RAW RECORDS:

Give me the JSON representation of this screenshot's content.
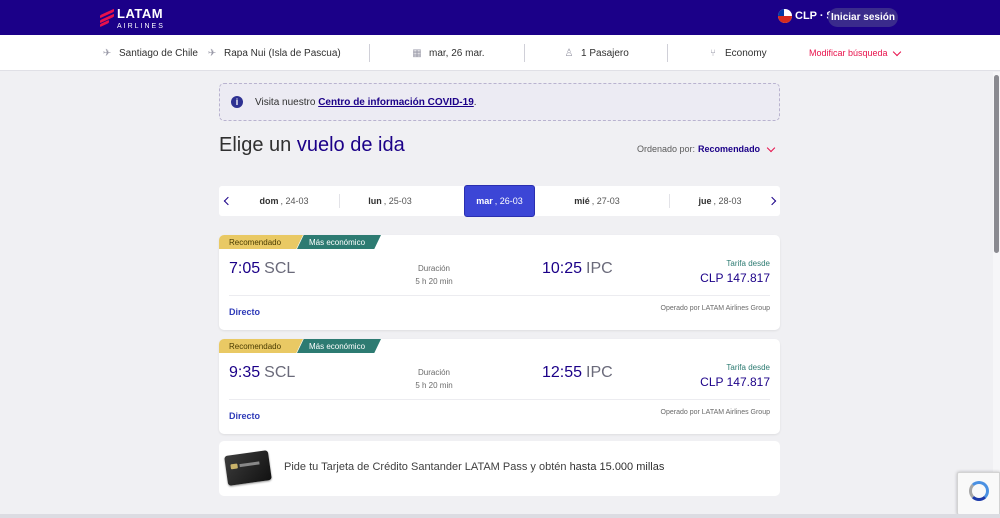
{
  "header": {
    "logo_main": "LATAM",
    "logo_sub": "AIRLINES",
    "currency": "CLP · $",
    "login_label": "Iniciar sesión"
  },
  "search": {
    "origin": "Santiago de Chile",
    "destination": "Rapa Nui (Isla de Pascua)",
    "date": "mar, 26 mar.",
    "passengers": "1 Pasajero",
    "cabin": "Economy",
    "modify_label": "Modificar búsqueda"
  },
  "covid": {
    "prefix": "Visita nuestro ",
    "link": "Centro de información COVID-19",
    "suffix": ".",
    "icon": "info-icon"
  },
  "title": {
    "prefix": "Elige un ",
    "emphasis": "vuelo de ida"
  },
  "sort": {
    "label": "Ordenado por:",
    "value": "Recomendado"
  },
  "dates": [
    {
      "day": "dom",
      "date": ", 24-03"
    },
    {
      "day": "lun",
      "date": ", 25-03"
    },
    {
      "day": "mar",
      "date": ", 26-03"
    },
    {
      "day": "mié",
      "date": ", 27-03"
    },
    {
      "day": "jue",
      "date": ", 28-03"
    }
  ],
  "flights": [
    {
      "tag1": "Recomendado",
      "tag2": "Más económico",
      "dep_time": "7:05",
      "dep_code": "SCL",
      "duration_label": "Duración",
      "duration": "5 h 20 min",
      "arr_time": "10:25",
      "arr_code": "IPC",
      "fare_label": "Tarifa desde",
      "price": "CLP 147.817",
      "stops": "Directo",
      "operator": "Operado por LATAM Airlines Group"
    },
    {
      "tag1": "Recomendado",
      "tag2": "Más económico",
      "dep_time": "9:35",
      "dep_code": "SCL",
      "duration_label": "Duración",
      "duration": "5 h 20 min",
      "arr_time": "12:55",
      "arr_code": "IPC",
      "fare_label": "Tarifa desde",
      "price": "CLP 147.817",
      "stops": "Directo",
      "operator": "Operado por LATAM Airlines Group"
    }
  ],
  "promo": {
    "text": "Pide tu Tarjeta de Crédito Santander LATAM Pass y obtén ",
    "emphasis": "hasta 15.000 millas"
  },
  "colors": {
    "brand_navy": "#1b0088",
    "brand_red": "#e8114b",
    "active_date": "#3c46d6",
    "tag_recommended": "#e9c964",
    "tag_cheapest": "#2d7b72"
  }
}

WORK TO COMPLETE: Reproduce every entry word for word, but skip any pictures.

REPLY:
Give me the JSON representation of this screenshot's content.
{
  "header": {
    "logo_main": "LATAM",
    "logo_sub": "AIRLINES",
    "currency": "CLP · $",
    "login_label": "Iniciar sesión"
  },
  "search": {
    "origin": "Santiago de Chile",
    "destination": "Rapa Nui (Isla de Pascua)",
    "date": "mar, 26 mar.",
    "passengers": "1 Pasajero",
    "cabin": "Economy",
    "modify_label": "Modificar búsqueda"
  },
  "covid": {
    "prefix": "Visita nuestro ",
    "link": "Centro de información COVID-19",
    "suffix": ".",
    "icon": "info-icon"
  },
  "title": {
    "prefix": "Elige un ",
    "emphasis": "vuelo de ida"
  },
  "sort": {
    "label": "Ordenado por:",
    "value": "Recomendado"
  },
  "dates": [
    {
      "day": "dom",
      "date": ", 24-03"
    },
    {
      "day": "lun",
      "date": ", 25-03"
    },
    {
      "day": "mar",
      "date": ", 26-03"
    },
    {
      "day": "mié",
      "date": ", 27-03"
    },
    {
      "day": "jue",
      "date": ", 28-03"
    }
  ],
  "flights": [
    {
      "tag1": "Recomendado",
      "tag2": "Más económico",
      "dep_time": "7:05",
      "dep_code": "SCL",
      "duration_label": "Duración",
      "duration": "5 h 20 min",
      "arr_time": "10:25",
      "arr_code": "IPC",
      "fare_label": "Tarifa desde",
      "price": "CLP 147.817",
      "stops": "Directo",
      "operator": "Operado por LATAM Airlines Group"
    },
    {
      "tag1": "Recomendado",
      "tag2": "Más económico",
      "dep_time": "9:35",
      "dep_code": "SCL",
      "duration_label": "Duración",
      "duration": "5 h 20 min",
      "arr_time": "12:55",
      "arr_code": "IPC",
      "fare_label": "Tarifa desde",
      "price": "CLP 147.817",
      "stops": "Directo",
      "operator": "Operado por LATAM Airlines Group"
    }
  ],
  "promo": {
    "text": "Pide tu Tarjeta de Crédito Santander LATAM Pass y obtén ",
    "emphasis": "hasta 15.000 millas"
  },
  "colors": {
    "brand_navy": "#1b0088",
    "brand_red": "#e8114b",
    "active_date": "#3c46d6",
    "tag_recommended": "#e9c964",
    "tag_cheapest": "#2d7b72"
  }
}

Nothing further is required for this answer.